§ **TASK BRIEF**
Produce the listing below again, exactly as shown.

(Extracted records)
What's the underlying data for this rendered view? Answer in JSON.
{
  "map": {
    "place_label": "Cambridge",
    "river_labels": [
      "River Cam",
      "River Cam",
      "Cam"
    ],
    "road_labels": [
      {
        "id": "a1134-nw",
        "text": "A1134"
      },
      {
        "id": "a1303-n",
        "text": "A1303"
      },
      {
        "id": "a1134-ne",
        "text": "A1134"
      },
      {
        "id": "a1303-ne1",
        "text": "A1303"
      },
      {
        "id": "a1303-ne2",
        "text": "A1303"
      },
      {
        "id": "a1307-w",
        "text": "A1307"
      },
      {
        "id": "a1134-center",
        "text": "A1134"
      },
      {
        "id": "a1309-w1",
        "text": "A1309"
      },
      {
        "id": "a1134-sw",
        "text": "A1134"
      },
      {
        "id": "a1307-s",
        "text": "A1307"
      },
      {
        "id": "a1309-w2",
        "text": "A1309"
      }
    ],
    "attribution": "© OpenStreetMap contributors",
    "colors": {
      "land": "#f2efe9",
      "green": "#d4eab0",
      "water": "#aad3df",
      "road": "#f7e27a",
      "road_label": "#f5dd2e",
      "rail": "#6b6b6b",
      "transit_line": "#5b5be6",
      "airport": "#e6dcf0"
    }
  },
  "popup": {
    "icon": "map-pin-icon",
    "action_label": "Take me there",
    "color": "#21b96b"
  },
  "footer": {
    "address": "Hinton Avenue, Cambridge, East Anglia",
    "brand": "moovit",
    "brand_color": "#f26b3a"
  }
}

§ **EXERCISE RESPONSE**
What's the underlying data for this rendered view? Answer in JSON.
{
  "map": {
    "place_label": "Cambridge",
    "river_labels": [
      "River Cam",
      "River Cam",
      "Cam"
    ],
    "road_labels": [
      {
        "id": "a1134-nw",
        "text": "A1134"
      },
      {
        "id": "a1303-n",
        "text": "A1303"
      },
      {
        "id": "a1134-ne",
        "text": "A1134"
      },
      {
        "id": "a1303-ne1",
        "text": "A1303"
      },
      {
        "id": "a1303-ne2",
        "text": "A1303"
      },
      {
        "id": "a1307-w",
        "text": "A1307"
      },
      {
        "id": "a1134-center",
        "text": "A1134"
      },
      {
        "id": "a1309-w1",
        "text": "A1309"
      },
      {
        "id": "a1134-sw",
        "text": "A1134"
      },
      {
        "id": "a1307-s",
        "text": "A1307"
      },
      {
        "id": "a1309-w2",
        "text": "A1309"
      }
    ],
    "attribution": "© OpenStreetMap contributors",
    "colors": {
      "land": "#f2efe9",
      "green": "#d4eab0",
      "water": "#aad3df",
      "road": "#f7e27a",
      "road_label": "#f5dd2e",
      "rail": "#6b6b6b",
      "transit_line": "#5b5be6",
      "airport": "#e6dcf0"
    }
  },
  "popup": {
    "icon": "map-pin-icon",
    "action_label": "Take me there",
    "color": "#21b96b"
  },
  "footer": {
    "address": "Hinton Avenue, Cambridge, East Anglia",
    "brand": "moovit",
    "brand_color": "#f26b3a"
  }
}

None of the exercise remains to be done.